(Source data)
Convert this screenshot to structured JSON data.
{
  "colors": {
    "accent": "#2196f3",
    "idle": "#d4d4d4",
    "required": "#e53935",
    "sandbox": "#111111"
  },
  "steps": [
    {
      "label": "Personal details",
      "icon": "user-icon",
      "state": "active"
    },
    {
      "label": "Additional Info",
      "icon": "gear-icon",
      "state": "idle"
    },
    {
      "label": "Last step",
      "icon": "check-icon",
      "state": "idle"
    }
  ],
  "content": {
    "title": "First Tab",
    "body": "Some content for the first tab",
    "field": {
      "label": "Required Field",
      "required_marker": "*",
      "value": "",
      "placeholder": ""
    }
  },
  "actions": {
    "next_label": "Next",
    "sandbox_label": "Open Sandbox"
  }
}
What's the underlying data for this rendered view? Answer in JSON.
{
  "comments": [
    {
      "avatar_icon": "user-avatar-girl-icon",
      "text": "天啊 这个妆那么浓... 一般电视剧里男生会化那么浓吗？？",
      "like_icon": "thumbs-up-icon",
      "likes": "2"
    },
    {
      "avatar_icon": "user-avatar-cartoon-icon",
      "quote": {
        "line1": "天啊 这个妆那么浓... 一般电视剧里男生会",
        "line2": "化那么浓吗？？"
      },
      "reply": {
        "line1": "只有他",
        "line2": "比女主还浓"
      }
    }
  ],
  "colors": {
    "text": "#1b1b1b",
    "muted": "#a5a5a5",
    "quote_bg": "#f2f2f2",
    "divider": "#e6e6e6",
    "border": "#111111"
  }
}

## Problem description
Print out every entry, keeping each one exact.

## Answer to this exercise
Convert this screenshot to structured JSON data.
{
  "colors": {
    "accent": "#2196f3",
    "idle": "#d4d4d4",
    "required": "#e53935",
    "sandbox": "#111111"
  },
  "steps": [
    {
      "label": "Personal details",
      "icon": "user-icon",
      "state": "active"
    },
    {
      "label": "Additional Info",
      "icon": "gear-icon",
      "state": "idle"
    },
    {
      "label": "Last step",
      "icon": "check-icon",
      "state": "idle"
    }
  ],
  "content": {
    "title": "First Tab",
    "body": "Some content for the first tab",
    "field": {
      "label": "Required Field",
      "required_marker": "*",
      "value": "",
      "placeholder": ""
    }
  },
  "actions": {
    "next_label": "Next",
    "sandbox_label": "Open Sandbox"
  }
}
What's the underlying data for this rendered view? Answer in JSON.
{
  "comments": [
    {
      "avatar_icon": "user-avatar-girl-icon",
      "text": "天啊 这个妆那么浓... 一般电视剧里男生会化那么浓吗？？",
      "like_icon": "thumbs-up-icon",
      "likes": "2"
    },
    {
      "avatar_icon": "user-avatar-cartoon-icon",
      "quote": {
        "line1": "天啊 这个妆那么浓... 一般电视剧里男生会",
        "line2": "化那么浓吗？？"
      },
      "reply": {
        "line1": "只有他",
        "line2": "比女主还浓"
      }
    }
  ],
  "colors": {
    "text": "#1b1b1b",
    "muted": "#a5a5a5",
    "quote_bg": "#f2f2f2",
    "divider": "#e6e6e6",
    "border": "#111111"
  }
}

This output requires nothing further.